[Start]
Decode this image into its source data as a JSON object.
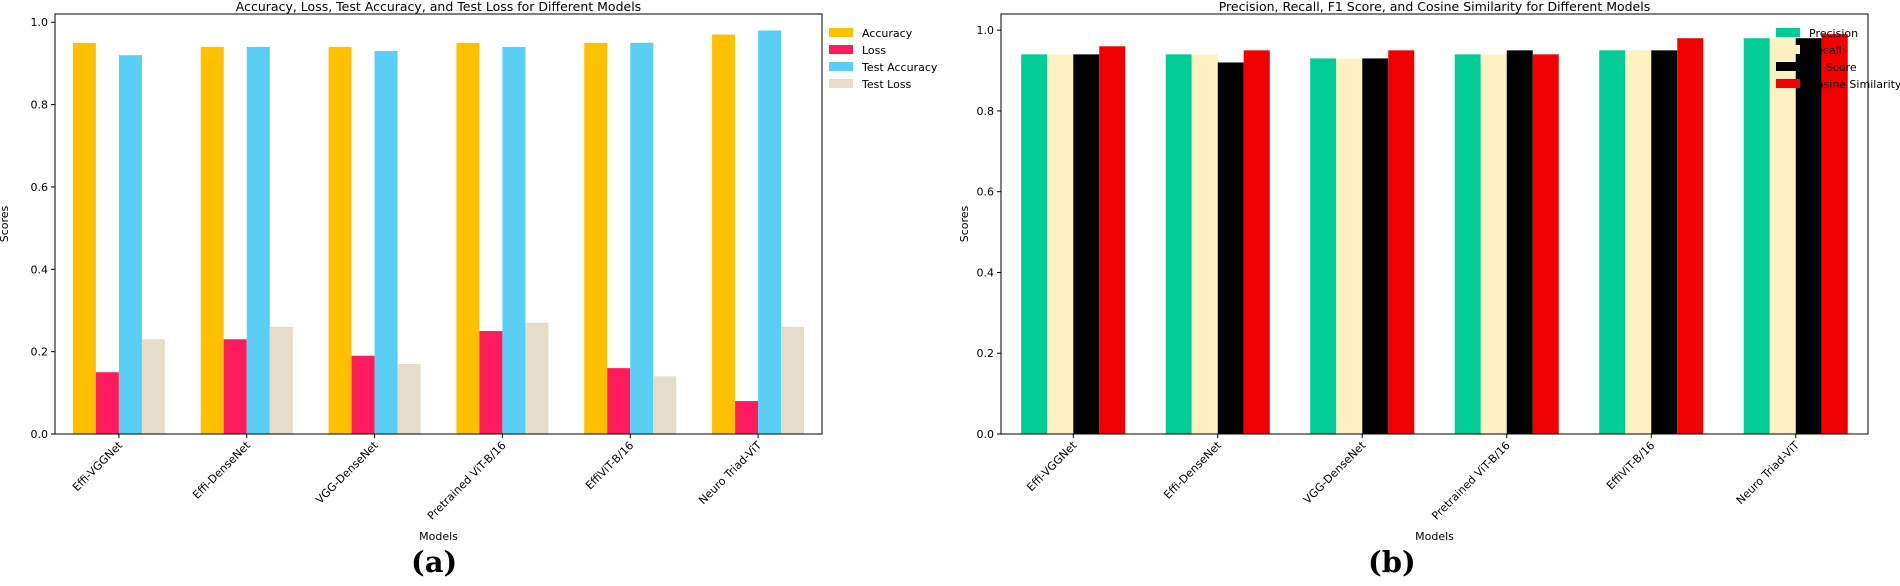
{
  "panel_labels": [
    "(a)",
    "(b)"
  ],
  "chart_data": [
    {
      "type": "bar",
      "title": "Accuracy, Loss, Test Accuracy, and Test Loss for Different Models",
      "xlabel": "Models",
      "ylabel": "Scores",
      "ylim": [
        0,
        1.02
      ],
      "yticks": [
        0.0,
        0.2,
        0.4,
        0.6,
        0.8,
        1.0
      ],
      "ytick_labels": [
        "0.0",
        "0.2",
        "0.4",
        "0.6",
        "0.8",
        "1.0"
      ],
      "grid": false,
      "legend": "top-right outside",
      "categories": [
        "Effi-VGGNet",
        "Effi-DenseNet",
        "VGG-DenseNet",
        "Pretrained ViT-B/16",
        "EffiViT-B/16",
        "Neuro Triad-ViT"
      ],
      "series": [
        {
          "name": "Accuracy",
          "color": "#FFC000",
          "values": [
            0.95,
            0.94,
            0.94,
            0.95,
            0.95,
            0.97
          ]
        },
        {
          "name": "Loss",
          "color": "#FF1A5E",
          "values": [
            0.15,
            0.23,
            0.19,
            0.25,
            0.16,
            0.08
          ]
        },
        {
          "name": "Test Accuracy",
          "color": "#5BCEF5",
          "values": [
            0.92,
            0.94,
            0.93,
            0.94,
            0.95,
            0.98
          ]
        },
        {
          "name": "Test Loss",
          "color": "#E6DCCA",
          "values": [
            0.23,
            0.26,
            0.17,
            0.27,
            0.14,
            0.26
          ]
        }
      ]
    },
    {
      "type": "bar",
      "title": "Precision, Recall, F1 Score, and Cosine Similarity for Different Models",
      "xlabel": "Models",
      "ylabel": "Scores",
      "ylim": [
        0,
        1.04
      ],
      "yticks": [
        0.0,
        0.2,
        0.4,
        0.6,
        0.8,
        1.0
      ],
      "ytick_labels": [
        "0.0",
        "0.2",
        "0.4",
        "0.6",
        "0.8",
        "1.0"
      ],
      "grid": false,
      "legend": "top-right outside",
      "categories": [
        "Effi-VGGNet",
        "Effi-DenseNet",
        "VGG-DenseNet",
        "Pretrained ViT-B/16",
        "EffiViT-B/16",
        "Neuro Triad-ViT"
      ],
      "series": [
        {
          "name": "Precision",
          "color": "#00CC96",
          "values": [
            0.94,
            0.94,
            0.93,
            0.94,
            0.95,
            0.98
          ]
        },
        {
          "name": "Recall",
          "color": "#FFF2C2",
          "values": [
            0.94,
            0.94,
            0.93,
            0.94,
            0.95,
            0.98
          ]
        },
        {
          "name": "F1 Score",
          "color": "#000000",
          "values": [
            0.94,
            0.92,
            0.93,
            0.95,
            0.95,
            0.98
          ]
        },
        {
          "name": "Cosine Similarity",
          "color": "#F00000",
          "values": [
            0.96,
            0.95,
            0.95,
            0.94,
            0.98,
            0.99
          ]
        }
      ]
    }
  ]
}
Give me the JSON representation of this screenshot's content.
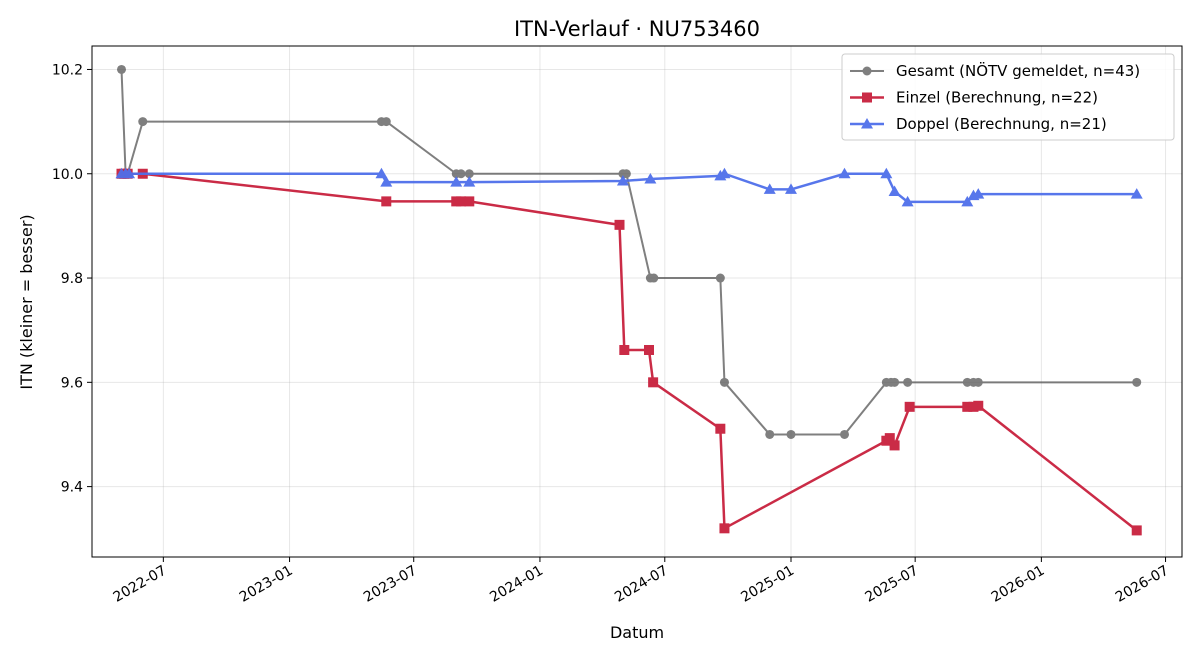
{
  "chart_data": {
    "type": "line",
    "title": "ITN-Verlauf · NU753460",
    "xlabel": "Datum",
    "ylabel": "ITN  (kleiner = besser)",
    "xlim": [
      "2022-03-19",
      "2026-07-25"
    ],
    "ylim": [
      9.265,
      10.245
    ],
    "x_ticks": [
      "2022-07-01",
      "2023-01-01",
      "2023-07-01",
      "2024-01-01",
      "2024-07-01",
      "2025-01-01",
      "2025-07-01",
      "2026-01-01",
      "2026-07-01"
    ],
    "x_tick_labels": [
      "2022-07",
      "2023-01",
      "2023-07",
      "2024-01",
      "2024-07",
      "2025-01",
      "2025-07",
      "2026-01",
      "2026-07"
    ],
    "y_ticks": [
      9.4,
      9.6,
      9.8,
      10.0,
      10.2
    ],
    "y_tick_labels": [
      "9.4",
      "9.6",
      "9.8",
      "10.0",
      "10.2"
    ],
    "grid": true,
    "legend_position": "top-right",
    "series": [
      {
        "name": "Gesamt (NÖTV gemeldet, n=43)",
        "color": "#555555",
        "marker": "circle",
        "points": [
          [
            "2022-05-01",
            10.2
          ],
          [
            "2022-05-07",
            10.0
          ],
          [
            "2022-05-10",
            10.0
          ],
          [
            "2022-06-01",
            10.1
          ],
          [
            "2023-05-15",
            10.1
          ],
          [
            "2023-05-22",
            10.1
          ],
          [
            "2023-09-01",
            10.0
          ],
          [
            "2023-09-08",
            10.0
          ],
          [
            "2023-09-20",
            10.0
          ],
          [
            "2024-05-01",
            10.0
          ],
          [
            "2024-05-06",
            10.0
          ],
          [
            "2024-06-10",
            9.8
          ],
          [
            "2024-06-15",
            9.8
          ],
          [
            "2024-09-20",
            9.8
          ],
          [
            "2024-09-26",
            9.6
          ],
          [
            "2024-12-01",
            9.5
          ],
          [
            "2025-01-01",
            9.5
          ],
          [
            "2025-03-20",
            9.5
          ],
          [
            "2025-05-20",
            9.6
          ],
          [
            "2025-05-27",
            9.6
          ],
          [
            "2025-06-01",
            9.6
          ],
          [
            "2025-06-20",
            9.6
          ],
          [
            "2025-09-15",
            9.6
          ],
          [
            "2025-09-24",
            9.6
          ],
          [
            "2025-10-01",
            9.6
          ],
          [
            "2026-05-20",
            9.6
          ]
        ]
      },
      {
        "name": "Einzel (Berechnung, n=22)",
        "color": "#c8203d",
        "marker": "square",
        "points": [
          [
            "2022-05-01",
            10.0
          ],
          [
            "2022-05-05",
            10.0
          ],
          [
            "2022-05-10",
            10.0
          ],
          [
            "2022-06-01",
            10.0
          ],
          [
            "2023-05-22",
            9.947
          ],
          [
            "2023-09-01",
            9.947
          ],
          [
            "2023-09-08",
            9.947
          ],
          [
            "2023-09-20",
            9.947
          ],
          [
            "2024-04-26",
            9.902
          ],
          [
            "2024-05-03",
            9.662
          ],
          [
            "2024-06-08",
            9.662
          ],
          [
            "2024-06-14",
            9.6
          ],
          [
            "2024-09-20",
            9.511
          ],
          [
            "2024-09-26",
            9.32
          ],
          [
            "2025-05-20",
            9.488
          ],
          [
            "2025-05-25",
            9.493
          ],
          [
            "2025-06-01",
            9.479
          ],
          [
            "2025-06-23",
            9.553
          ],
          [
            "2025-09-15",
            9.553
          ],
          [
            "2025-09-24",
            9.553
          ],
          [
            "2025-10-01",
            9.555
          ],
          [
            "2026-05-20",
            9.316
          ]
        ]
      },
      {
        "name": "Doppel (Berechnung, n=21)",
        "color": "#4f6fea",
        "marker": "triangle",
        "points": [
          [
            "2022-05-01",
            10.0
          ],
          [
            "2022-05-07",
            10.0
          ],
          [
            "2022-05-12",
            10.0
          ],
          [
            "2023-05-15",
            10.0
          ],
          [
            "2023-05-22",
            9.984
          ],
          [
            "2023-09-01",
            9.984
          ],
          [
            "2023-09-20",
            9.984
          ],
          [
            "2024-05-01",
            9.986
          ],
          [
            "2024-06-10",
            9.99
          ],
          [
            "2024-09-20",
            9.996
          ],
          [
            "2024-09-26",
            10.0
          ],
          [
            "2024-12-01",
            9.97
          ],
          [
            "2025-01-01",
            9.97
          ],
          [
            "2025-03-20",
            10.0
          ],
          [
            "2025-05-20",
            10.0
          ],
          [
            "2025-06-01",
            9.966
          ],
          [
            "2025-06-20",
            9.946
          ],
          [
            "2025-09-15",
            9.946
          ],
          [
            "2025-09-24",
            9.958
          ],
          [
            "2025-10-01",
            9.961
          ],
          [
            "2026-05-20",
            9.961
          ]
        ]
      }
    ]
  }
}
[End]
* _Written problem_
Except for the pictures, give all the material above again verbatim.

* _Result of the exercise_
Decode this image into its source data as a JSON object.
{
  "panel_labels": [
    "(a)",
    "(b)"
  ],
  "chart_data": [
    {
      "type": "bar",
      "title": "Accuracy, Loss, Test Accuracy, and Test Loss for Different Models",
      "xlabel": "Models",
      "ylabel": "Scores",
      "ylim": [
        0,
        1.02
      ],
      "yticks": [
        0.0,
        0.2,
        0.4,
        0.6,
        0.8,
        1.0
      ],
      "ytick_labels": [
        "0.0",
        "0.2",
        "0.4",
        "0.6",
        "0.8",
        "1.0"
      ],
      "grid": false,
      "legend": "top-right outside",
      "categories": [
        "Effi-VGGNet",
        "Effi-DenseNet",
        "VGG-DenseNet",
        "Pretrained ViT-B/16",
        "EffiViT-B/16",
        "Neuro Triad-ViT"
      ],
      "series": [
        {
          "name": "Accuracy",
          "color": "#FFC000",
          "values": [
            0.95,
            0.94,
            0.94,
            0.95,
            0.95,
            0.97
          ]
        },
        {
          "name": "Loss",
          "color": "#FF1A5E",
          "values": [
            0.15,
            0.23,
            0.19,
            0.25,
            0.16,
            0.08
          ]
        },
        {
          "name": "Test Accuracy",
          "color": "#5BCEF5",
          "values": [
            0.92,
            0.94,
            0.93,
            0.94,
            0.95,
            0.98
          ]
        },
        {
          "name": "Test Loss",
          "color": "#E6DCCA",
          "values": [
            0.23,
            0.26,
            0.17,
            0.27,
            0.14,
            0.26
          ]
        }
      ]
    },
    {
      "type": "bar",
      "title": "Precision, Recall, F1 Score, and Cosine Similarity for Different Models",
      "xlabel": "Models",
      "ylabel": "Scores",
      "ylim": [
        0,
        1.04
      ],
      "yticks": [
        0.0,
        0.2,
        0.4,
        0.6,
        0.8,
        1.0
      ],
      "ytick_labels": [
        "0.0",
        "0.2",
        "0.4",
        "0.6",
        "0.8",
        "1.0"
      ],
      "grid": false,
      "legend": "top-right outside",
      "categories": [
        "Effi-VGGNet",
        "Effi-DenseNet",
        "VGG-DenseNet",
        "Pretrained ViT-B/16",
        "EffiViT-B/16",
        "Neuro Triad-ViT"
      ],
      "series": [
        {
          "name": "Precision",
          "color": "#00CC96",
          "values": [
            0.94,
            0.94,
            0.93,
            0.94,
            0.95,
            0.98
          ]
        },
        {
          "name": "Recall",
          "color": "#FFF2C2",
          "values": [
            0.94,
            0.94,
            0.93,
            0.94,
            0.95,
            0.98
          ]
        },
        {
          "name": "F1 Score",
          "color": "#000000",
          "values": [
            0.94,
            0.92,
            0.93,
            0.95,
            0.95,
            0.98
          ]
        },
        {
          "name": "Cosine Similarity",
          "color": "#F00000",
          "values": [
            0.96,
            0.95,
            0.95,
            0.94,
            0.98,
            0.99
          ]
        }
      ]
    }
  ]
}
Give me the JSON representation of this screenshot's content.
{
  "chart_data": {
    "type": "line",
    "title": "ITN-Verlauf · NU753460",
    "xlabel": "Datum",
    "ylabel": "ITN  (kleiner = besser)",
    "xlim": [
      "2022-03-19",
      "2026-07-25"
    ],
    "ylim": [
      9.265,
      10.245
    ],
    "x_ticks": [
      "2022-07-01",
      "2023-01-01",
      "2023-07-01",
      "2024-01-01",
      "2024-07-01",
      "2025-01-01",
      "2025-07-01",
      "2026-01-01",
      "2026-07-01"
    ],
    "x_tick_labels": [
      "2022-07",
      "2023-01",
      "2023-07",
      "2024-01",
      "2024-07",
      "2025-01",
      "2025-07",
      "2026-01",
      "2026-07"
    ],
    "y_ticks": [
      9.4,
      9.6,
      9.8,
      10.0,
      10.2
    ],
    "y_tick_labels": [
      "9.4",
      "9.6",
      "9.8",
      "10.0",
      "10.2"
    ],
    "grid": true,
    "legend_position": "top-right",
    "series": [
      {
        "name": "Gesamt (NÖTV gemeldet, n=43)",
        "color": "#555555",
        "marker": "circle",
        "points": [
          [
            "2022-05-01",
            10.2
          ],
          [
            "2022-05-07",
            10.0
          ],
          [
            "2022-05-10",
            10.0
          ],
          [
            "2022-06-01",
            10.1
          ],
          [
            "2023-05-15",
            10.1
          ],
          [
            "2023-05-22",
            10.1
          ],
          [
            "2023-09-01",
            10.0
          ],
          [
            "2023-09-08",
            10.0
          ],
          [
            "2023-09-20",
            10.0
          ],
          [
            "2024-05-01",
            10.0
          ],
          [
            "2024-05-06",
            10.0
          ],
          [
            "2024-06-10",
            9.8
          ],
          [
            "2024-06-15",
            9.8
          ],
          [
            "2024-09-20",
            9.8
          ],
          [
            "2024-09-26",
            9.6
          ],
          [
            "2024-12-01",
            9.5
          ],
          [
            "2025-01-01",
            9.5
          ],
          [
            "2025-03-20",
            9.5
          ],
          [
            "2025-05-20",
            9.6
          ],
          [
            "2025-05-27",
            9.6
          ],
          [
            "2025-06-01",
            9.6
          ],
          [
            "2025-06-20",
            9.6
          ],
          [
            "2025-09-15",
            9.6
          ],
          [
            "2025-09-24",
            9.6
          ],
          [
            "2025-10-01",
            9.6
          ],
          [
            "2026-05-20",
            9.6
          ]
        ]
      },
      {
        "name": "Einzel (Berechnung, n=22)",
        "color": "#c8203d",
        "marker": "square",
        "points": [
          [
            "2022-05-01",
            10.0
          ],
          [
            "2022-05-05",
            10.0
          ],
          [
            "2022-05-10",
            10.0
          ],
          [
            "2022-06-01",
            10.0
          ],
          [
            "2023-05-22",
            9.947
          ],
          [
            "2023-09-01",
            9.947
          ],
          [
            "2023-09-08",
            9.947
          ],
          [
            "2023-09-20",
            9.947
          ],
          [
            "2024-04-26",
            9.902
          ],
          [
            "2024-05-03",
            9.662
          ],
          [
            "2024-06-08",
            9.662
          ],
          [
            "2024-06-14",
            9.6
          ],
          [
            "2024-09-20",
            9.511
          ],
          [
            "2024-09-26",
            9.32
          ],
          [
            "2025-05-20",
            9.488
          ],
          [
            "2025-05-25",
            9.493
          ],
          [
            "2025-06-01",
            9.479
          ],
          [
            "2025-06-23",
            9.553
          ],
          [
            "2025-09-15",
            9.553
          ],
          [
            "2025-09-24",
            9.553
          ],
          [
            "2025-10-01",
            9.555
          ],
          [
            "2026-05-20",
            9.316
          ]
        ]
      },
      {
        "name": "Doppel (Berechnung, n=21)",
        "color": "#4f6fea",
        "marker": "triangle",
        "points": [
          [
            "2022-05-01",
            10.0
          ],
          [
            "2022-05-07",
            10.0
          ],
          [
            "2022-05-12",
            10.0
          ],
          [
            "2023-05-15",
            10.0
          ],
          [
            "2023-05-22",
            9.984
          ],
          [
            "2023-09-01",
            9.984
          ],
          [
            "2023-09-20",
            9.984
          ],
          [
            "2024-05-01",
            9.986
          ],
          [
            "2024-06-10",
            9.99
          ],
          [
            "2024-09-20",
            9.996
          ],
          [
            "2024-09-26",
            10.0
          ],
          [
            "2024-12-01",
            9.97
          ],
          [
            "2025-01-01",
            9.97
          ],
          [
            "2025-03-20",
            10.0
          ],
          [
            "2025-05-20",
            10.0
          ],
          [
            "2025-06-01",
            9.966
          ],
          [
            "2025-06-20",
            9.946
          ],
          [
            "2025-09-15",
            9.946
          ],
          [
            "2025-09-24",
            9.958
          ],
          [
            "2025-10-01",
            9.961
          ],
          [
            "2026-05-20",
            9.961
          ]
        ]
      }
    ]
  }
}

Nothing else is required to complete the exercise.